**TASK TO CARRY OUT**
Could you find every line in the entries below that holds the word "image" and copy it?
"""
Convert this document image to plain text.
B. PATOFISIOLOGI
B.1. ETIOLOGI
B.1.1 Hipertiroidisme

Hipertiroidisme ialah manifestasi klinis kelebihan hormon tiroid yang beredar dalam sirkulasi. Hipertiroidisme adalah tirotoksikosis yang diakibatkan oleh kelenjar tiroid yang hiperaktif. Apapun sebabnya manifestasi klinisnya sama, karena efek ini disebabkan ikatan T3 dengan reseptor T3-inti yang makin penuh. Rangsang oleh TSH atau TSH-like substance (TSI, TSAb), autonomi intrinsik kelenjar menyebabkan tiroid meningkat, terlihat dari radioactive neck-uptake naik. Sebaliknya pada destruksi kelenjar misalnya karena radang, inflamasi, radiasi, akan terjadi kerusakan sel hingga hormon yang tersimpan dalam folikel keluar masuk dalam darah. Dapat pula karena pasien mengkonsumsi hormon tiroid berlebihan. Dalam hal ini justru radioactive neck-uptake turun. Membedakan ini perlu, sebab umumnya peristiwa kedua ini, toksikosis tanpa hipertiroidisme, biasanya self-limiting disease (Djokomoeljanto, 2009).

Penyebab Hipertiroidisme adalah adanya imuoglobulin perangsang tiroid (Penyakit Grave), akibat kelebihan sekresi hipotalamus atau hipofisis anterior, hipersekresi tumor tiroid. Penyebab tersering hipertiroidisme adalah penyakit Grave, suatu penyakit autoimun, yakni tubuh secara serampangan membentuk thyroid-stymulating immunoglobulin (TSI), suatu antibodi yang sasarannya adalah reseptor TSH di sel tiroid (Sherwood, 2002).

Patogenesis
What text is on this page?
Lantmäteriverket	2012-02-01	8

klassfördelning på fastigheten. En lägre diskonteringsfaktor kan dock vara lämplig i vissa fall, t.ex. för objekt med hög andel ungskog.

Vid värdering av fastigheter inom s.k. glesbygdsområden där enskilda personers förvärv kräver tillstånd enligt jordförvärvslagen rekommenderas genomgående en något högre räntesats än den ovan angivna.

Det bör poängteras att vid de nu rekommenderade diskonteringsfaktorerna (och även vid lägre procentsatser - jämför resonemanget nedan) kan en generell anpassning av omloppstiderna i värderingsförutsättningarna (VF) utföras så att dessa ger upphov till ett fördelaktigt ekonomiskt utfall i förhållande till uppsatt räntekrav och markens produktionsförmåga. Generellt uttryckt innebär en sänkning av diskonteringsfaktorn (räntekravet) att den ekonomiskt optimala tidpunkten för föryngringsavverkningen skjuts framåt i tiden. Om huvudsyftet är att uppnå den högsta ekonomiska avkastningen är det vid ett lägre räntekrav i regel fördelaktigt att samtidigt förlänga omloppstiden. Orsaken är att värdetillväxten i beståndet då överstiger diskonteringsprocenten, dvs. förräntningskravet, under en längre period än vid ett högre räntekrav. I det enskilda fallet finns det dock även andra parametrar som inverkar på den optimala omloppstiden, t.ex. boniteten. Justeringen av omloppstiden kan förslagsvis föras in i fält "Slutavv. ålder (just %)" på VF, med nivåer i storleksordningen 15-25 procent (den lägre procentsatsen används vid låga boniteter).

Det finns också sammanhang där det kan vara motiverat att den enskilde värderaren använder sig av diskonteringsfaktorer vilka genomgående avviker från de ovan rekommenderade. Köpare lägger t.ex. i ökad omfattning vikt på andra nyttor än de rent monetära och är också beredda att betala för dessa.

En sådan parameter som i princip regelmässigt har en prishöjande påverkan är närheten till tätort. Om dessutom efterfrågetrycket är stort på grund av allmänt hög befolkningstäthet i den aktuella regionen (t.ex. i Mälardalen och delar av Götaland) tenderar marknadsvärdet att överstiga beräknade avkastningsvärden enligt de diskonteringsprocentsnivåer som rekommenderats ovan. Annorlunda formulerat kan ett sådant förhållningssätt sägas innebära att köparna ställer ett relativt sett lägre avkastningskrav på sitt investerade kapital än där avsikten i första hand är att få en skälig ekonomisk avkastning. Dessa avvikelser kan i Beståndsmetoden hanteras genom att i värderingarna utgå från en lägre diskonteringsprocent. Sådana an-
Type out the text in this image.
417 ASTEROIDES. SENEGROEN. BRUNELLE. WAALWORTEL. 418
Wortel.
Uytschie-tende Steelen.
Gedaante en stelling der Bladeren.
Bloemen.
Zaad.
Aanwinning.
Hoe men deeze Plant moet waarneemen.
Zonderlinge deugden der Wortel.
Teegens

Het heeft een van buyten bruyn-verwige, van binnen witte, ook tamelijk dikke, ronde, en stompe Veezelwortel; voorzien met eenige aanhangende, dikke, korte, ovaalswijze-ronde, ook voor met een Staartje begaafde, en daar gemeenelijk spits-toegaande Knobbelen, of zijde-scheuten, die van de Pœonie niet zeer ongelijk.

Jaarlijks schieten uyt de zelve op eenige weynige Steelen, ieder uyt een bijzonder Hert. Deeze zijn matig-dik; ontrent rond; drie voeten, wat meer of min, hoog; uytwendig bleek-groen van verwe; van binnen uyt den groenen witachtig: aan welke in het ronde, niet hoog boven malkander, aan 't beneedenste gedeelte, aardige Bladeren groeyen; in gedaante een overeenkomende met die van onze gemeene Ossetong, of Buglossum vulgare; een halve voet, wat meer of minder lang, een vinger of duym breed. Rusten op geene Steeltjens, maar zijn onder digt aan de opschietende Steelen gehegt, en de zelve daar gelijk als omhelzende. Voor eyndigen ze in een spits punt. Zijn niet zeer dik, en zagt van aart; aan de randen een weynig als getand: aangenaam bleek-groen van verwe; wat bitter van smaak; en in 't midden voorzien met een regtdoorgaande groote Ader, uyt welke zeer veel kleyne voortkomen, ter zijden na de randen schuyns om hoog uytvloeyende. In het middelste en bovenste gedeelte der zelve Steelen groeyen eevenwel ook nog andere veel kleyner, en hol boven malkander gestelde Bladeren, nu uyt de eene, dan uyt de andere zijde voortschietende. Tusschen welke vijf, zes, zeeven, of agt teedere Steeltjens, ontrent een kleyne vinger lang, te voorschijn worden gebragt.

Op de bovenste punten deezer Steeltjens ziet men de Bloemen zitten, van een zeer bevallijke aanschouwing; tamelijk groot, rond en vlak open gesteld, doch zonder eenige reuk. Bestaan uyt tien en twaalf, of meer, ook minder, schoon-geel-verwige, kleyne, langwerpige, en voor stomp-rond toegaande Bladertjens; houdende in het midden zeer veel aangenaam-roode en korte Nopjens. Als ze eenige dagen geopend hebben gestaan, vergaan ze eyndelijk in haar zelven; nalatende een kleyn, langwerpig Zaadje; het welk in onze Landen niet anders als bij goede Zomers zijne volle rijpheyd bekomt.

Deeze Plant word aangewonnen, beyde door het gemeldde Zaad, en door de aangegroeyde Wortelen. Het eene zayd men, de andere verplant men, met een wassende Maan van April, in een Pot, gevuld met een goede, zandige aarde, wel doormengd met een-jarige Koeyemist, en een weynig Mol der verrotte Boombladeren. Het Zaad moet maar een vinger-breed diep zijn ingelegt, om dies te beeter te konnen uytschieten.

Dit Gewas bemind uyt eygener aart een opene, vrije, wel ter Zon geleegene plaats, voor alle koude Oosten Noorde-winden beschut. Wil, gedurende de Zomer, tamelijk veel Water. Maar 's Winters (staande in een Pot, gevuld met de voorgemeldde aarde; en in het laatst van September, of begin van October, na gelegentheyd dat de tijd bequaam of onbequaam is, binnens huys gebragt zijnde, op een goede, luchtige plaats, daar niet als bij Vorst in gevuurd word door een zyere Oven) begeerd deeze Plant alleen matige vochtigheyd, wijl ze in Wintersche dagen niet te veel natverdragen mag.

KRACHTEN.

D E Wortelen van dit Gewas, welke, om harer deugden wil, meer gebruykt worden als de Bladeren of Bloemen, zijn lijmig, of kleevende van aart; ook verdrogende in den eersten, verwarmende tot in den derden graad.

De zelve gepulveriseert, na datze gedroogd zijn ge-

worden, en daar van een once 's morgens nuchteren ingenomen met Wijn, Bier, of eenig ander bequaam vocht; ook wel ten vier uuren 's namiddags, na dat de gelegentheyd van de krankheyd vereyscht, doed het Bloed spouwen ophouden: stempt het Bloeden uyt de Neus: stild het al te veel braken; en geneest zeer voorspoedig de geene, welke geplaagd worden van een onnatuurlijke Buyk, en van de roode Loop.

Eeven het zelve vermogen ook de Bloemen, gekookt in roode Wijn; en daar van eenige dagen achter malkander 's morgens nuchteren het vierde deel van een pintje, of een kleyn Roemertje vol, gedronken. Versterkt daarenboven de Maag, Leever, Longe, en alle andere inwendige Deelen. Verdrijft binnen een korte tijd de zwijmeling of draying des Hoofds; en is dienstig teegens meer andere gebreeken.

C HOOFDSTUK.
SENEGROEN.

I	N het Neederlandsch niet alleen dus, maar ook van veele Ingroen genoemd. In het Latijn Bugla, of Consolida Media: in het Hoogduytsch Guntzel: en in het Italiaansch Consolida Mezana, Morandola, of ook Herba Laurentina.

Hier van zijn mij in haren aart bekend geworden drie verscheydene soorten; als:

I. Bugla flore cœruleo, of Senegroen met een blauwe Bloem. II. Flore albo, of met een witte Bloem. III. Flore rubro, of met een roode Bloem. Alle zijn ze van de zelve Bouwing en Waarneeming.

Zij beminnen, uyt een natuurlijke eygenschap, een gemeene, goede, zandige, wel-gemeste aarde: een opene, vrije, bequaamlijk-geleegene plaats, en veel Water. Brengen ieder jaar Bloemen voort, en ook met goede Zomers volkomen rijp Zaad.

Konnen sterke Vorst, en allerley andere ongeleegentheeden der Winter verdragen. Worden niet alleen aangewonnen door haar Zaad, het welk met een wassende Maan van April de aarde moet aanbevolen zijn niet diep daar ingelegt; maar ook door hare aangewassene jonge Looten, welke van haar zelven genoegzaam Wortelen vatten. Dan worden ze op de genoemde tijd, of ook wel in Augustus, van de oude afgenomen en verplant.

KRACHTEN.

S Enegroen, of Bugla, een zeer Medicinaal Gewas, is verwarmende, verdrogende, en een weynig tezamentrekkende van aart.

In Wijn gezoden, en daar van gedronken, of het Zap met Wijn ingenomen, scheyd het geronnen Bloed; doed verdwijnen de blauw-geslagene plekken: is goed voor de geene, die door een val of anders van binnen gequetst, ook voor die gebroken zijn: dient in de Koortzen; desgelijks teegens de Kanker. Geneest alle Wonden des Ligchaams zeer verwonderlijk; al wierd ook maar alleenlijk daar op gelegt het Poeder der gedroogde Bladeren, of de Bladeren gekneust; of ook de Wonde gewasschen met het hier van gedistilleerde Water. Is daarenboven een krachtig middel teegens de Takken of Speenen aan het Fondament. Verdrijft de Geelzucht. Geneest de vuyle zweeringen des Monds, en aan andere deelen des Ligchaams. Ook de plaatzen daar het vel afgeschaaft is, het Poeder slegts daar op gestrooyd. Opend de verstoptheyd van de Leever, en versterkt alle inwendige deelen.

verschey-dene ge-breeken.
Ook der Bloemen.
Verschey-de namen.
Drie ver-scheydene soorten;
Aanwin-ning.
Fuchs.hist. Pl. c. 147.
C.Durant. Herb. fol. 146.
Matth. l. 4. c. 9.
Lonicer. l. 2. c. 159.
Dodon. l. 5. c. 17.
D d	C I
"""
**EXERCISE SOLUTION**
Convert this document image to plain text.
Type out the text in this image.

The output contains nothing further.